◆ What you have to do: Hunt for the word "object" across the entries below, copying each line that holds it.

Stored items

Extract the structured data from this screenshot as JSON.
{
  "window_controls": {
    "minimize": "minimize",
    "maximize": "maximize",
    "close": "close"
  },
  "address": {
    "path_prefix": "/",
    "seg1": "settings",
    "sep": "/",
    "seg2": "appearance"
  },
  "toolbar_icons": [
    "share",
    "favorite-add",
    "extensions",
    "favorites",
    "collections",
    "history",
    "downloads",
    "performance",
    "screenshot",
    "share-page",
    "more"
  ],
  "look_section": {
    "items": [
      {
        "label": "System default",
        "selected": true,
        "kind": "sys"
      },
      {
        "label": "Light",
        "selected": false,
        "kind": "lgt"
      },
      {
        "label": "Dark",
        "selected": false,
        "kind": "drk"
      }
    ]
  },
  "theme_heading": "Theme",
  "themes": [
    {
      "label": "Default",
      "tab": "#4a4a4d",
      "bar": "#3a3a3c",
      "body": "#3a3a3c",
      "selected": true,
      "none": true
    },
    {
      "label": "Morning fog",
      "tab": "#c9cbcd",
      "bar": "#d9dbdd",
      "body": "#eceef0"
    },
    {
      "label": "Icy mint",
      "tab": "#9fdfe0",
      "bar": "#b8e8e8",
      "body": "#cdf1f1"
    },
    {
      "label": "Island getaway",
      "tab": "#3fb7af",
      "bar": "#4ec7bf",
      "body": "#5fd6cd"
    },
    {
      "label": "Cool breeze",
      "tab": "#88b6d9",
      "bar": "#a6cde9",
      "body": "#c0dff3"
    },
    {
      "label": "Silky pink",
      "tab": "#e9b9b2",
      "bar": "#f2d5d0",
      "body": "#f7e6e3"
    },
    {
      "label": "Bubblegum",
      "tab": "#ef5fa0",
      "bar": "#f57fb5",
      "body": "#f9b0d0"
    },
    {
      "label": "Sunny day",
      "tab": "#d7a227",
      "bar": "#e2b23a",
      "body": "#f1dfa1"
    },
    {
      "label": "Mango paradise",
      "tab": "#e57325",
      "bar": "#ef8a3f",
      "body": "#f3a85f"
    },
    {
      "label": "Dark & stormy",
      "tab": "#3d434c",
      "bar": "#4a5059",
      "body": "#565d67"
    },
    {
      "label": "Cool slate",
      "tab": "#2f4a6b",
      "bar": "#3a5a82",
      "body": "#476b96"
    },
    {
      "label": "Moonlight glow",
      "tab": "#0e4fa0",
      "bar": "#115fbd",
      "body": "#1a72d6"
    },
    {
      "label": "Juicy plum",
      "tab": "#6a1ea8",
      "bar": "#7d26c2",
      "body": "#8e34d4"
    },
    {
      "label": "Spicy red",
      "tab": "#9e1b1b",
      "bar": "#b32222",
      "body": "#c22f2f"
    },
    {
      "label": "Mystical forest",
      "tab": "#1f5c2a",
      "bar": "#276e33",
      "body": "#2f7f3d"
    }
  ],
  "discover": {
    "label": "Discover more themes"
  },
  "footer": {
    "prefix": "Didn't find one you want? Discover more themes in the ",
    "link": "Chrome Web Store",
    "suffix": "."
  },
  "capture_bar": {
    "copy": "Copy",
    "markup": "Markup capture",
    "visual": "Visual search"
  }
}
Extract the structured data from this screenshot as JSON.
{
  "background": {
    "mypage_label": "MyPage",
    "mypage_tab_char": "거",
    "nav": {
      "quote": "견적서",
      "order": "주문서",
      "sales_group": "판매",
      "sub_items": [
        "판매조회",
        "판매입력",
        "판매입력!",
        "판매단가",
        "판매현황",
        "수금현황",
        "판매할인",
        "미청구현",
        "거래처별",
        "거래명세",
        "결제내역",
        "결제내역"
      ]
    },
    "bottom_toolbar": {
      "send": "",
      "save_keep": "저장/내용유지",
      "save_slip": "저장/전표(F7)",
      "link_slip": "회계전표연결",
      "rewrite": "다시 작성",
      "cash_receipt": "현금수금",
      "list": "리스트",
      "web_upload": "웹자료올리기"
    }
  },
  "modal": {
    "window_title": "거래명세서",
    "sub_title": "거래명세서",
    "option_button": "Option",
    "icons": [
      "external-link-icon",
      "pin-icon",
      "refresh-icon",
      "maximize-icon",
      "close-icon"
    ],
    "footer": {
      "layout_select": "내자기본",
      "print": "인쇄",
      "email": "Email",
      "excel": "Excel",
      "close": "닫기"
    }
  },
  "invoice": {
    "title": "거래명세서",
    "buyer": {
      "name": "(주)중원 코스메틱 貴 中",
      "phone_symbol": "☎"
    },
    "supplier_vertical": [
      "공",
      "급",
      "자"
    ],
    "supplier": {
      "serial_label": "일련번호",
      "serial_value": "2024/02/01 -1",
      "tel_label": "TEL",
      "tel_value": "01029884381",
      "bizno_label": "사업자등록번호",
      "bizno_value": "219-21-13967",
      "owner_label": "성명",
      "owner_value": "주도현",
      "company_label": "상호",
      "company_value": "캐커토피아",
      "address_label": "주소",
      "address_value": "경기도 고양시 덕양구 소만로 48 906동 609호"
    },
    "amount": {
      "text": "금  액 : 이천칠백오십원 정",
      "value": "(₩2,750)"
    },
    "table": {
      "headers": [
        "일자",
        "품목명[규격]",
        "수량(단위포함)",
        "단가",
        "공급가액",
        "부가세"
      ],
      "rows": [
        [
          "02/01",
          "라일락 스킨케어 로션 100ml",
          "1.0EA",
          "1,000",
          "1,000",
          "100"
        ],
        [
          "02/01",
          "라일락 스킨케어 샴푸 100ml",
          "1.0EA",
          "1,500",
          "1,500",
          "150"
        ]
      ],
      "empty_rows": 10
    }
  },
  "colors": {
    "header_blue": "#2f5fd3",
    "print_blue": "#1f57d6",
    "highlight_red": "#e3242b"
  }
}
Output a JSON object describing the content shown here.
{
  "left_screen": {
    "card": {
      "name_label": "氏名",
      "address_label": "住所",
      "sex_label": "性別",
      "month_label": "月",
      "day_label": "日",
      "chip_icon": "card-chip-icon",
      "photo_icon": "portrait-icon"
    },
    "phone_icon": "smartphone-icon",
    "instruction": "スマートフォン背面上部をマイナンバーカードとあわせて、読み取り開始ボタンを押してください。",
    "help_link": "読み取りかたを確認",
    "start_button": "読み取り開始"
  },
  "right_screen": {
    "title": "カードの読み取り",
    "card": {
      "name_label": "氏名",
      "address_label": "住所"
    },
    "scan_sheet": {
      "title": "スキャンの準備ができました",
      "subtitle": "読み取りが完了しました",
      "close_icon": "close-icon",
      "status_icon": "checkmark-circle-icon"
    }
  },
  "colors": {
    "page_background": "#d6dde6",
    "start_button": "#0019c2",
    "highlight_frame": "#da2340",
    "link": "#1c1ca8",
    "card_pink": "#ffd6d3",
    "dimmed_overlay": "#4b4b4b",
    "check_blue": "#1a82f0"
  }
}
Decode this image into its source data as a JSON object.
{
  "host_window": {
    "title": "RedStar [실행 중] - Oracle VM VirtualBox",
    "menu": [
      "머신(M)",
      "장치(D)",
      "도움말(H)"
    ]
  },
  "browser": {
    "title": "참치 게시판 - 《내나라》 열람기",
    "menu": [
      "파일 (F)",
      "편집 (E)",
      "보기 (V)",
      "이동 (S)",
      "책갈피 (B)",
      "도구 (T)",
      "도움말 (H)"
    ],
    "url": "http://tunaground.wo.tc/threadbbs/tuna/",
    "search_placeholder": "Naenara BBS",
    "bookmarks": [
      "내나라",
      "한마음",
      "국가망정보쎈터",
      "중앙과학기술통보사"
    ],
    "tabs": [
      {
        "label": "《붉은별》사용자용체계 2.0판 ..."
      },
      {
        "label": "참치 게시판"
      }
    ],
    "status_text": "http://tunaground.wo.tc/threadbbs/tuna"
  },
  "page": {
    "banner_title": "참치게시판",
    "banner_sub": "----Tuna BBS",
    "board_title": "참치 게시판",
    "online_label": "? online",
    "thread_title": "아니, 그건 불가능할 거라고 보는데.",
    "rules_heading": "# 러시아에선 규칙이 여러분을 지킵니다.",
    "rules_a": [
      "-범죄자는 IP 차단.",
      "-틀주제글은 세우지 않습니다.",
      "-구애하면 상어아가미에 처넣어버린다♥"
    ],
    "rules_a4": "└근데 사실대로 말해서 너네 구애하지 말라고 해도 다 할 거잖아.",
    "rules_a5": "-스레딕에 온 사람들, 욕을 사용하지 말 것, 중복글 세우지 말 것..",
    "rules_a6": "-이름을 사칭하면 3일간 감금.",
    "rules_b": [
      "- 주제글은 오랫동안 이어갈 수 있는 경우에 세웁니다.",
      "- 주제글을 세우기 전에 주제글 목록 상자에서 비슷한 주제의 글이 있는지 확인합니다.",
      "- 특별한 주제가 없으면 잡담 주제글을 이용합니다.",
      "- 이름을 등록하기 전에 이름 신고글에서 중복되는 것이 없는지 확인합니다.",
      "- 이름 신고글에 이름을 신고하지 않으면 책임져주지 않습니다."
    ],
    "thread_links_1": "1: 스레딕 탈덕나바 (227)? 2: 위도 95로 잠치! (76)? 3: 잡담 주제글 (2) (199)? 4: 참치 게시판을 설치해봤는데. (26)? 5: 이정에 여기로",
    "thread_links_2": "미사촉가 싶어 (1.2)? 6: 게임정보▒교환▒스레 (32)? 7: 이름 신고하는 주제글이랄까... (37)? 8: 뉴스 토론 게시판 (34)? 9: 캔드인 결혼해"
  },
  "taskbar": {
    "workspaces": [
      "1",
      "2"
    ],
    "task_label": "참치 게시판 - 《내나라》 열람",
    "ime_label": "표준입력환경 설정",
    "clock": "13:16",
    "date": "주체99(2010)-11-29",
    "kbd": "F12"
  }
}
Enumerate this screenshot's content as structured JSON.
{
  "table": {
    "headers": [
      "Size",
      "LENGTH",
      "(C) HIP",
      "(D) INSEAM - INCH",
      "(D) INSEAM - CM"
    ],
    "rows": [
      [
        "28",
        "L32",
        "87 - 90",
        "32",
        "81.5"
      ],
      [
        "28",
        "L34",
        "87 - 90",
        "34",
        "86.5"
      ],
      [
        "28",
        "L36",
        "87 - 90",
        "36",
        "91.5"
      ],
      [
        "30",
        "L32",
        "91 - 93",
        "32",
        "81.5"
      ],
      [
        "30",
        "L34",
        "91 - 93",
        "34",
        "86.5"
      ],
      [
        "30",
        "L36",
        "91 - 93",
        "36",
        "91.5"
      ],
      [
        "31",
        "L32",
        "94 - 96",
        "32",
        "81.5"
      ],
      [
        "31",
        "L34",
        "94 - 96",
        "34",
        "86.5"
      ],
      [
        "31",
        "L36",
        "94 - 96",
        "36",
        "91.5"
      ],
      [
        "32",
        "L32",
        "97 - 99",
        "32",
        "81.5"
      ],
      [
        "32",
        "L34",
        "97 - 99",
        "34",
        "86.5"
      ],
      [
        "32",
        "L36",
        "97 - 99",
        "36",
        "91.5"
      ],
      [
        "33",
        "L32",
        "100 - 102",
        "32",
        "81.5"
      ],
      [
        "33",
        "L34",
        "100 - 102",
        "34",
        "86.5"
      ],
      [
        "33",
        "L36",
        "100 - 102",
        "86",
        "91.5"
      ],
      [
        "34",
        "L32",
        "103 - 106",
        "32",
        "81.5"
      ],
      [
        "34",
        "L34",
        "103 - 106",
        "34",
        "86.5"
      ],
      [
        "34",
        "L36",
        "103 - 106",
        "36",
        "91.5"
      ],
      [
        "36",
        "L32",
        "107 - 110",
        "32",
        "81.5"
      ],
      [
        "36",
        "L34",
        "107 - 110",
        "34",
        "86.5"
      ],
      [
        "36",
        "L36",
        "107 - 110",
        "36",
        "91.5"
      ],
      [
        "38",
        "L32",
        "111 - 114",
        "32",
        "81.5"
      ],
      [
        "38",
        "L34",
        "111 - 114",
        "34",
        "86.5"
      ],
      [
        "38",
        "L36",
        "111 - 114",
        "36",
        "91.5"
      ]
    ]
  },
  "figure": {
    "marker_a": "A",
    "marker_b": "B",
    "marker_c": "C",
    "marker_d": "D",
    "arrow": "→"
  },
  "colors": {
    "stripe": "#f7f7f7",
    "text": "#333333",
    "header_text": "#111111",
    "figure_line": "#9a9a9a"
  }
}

◆ Response to the exercise:
Output a JSON object describing the content shown here.
Decode this image into its source data as a JSON object.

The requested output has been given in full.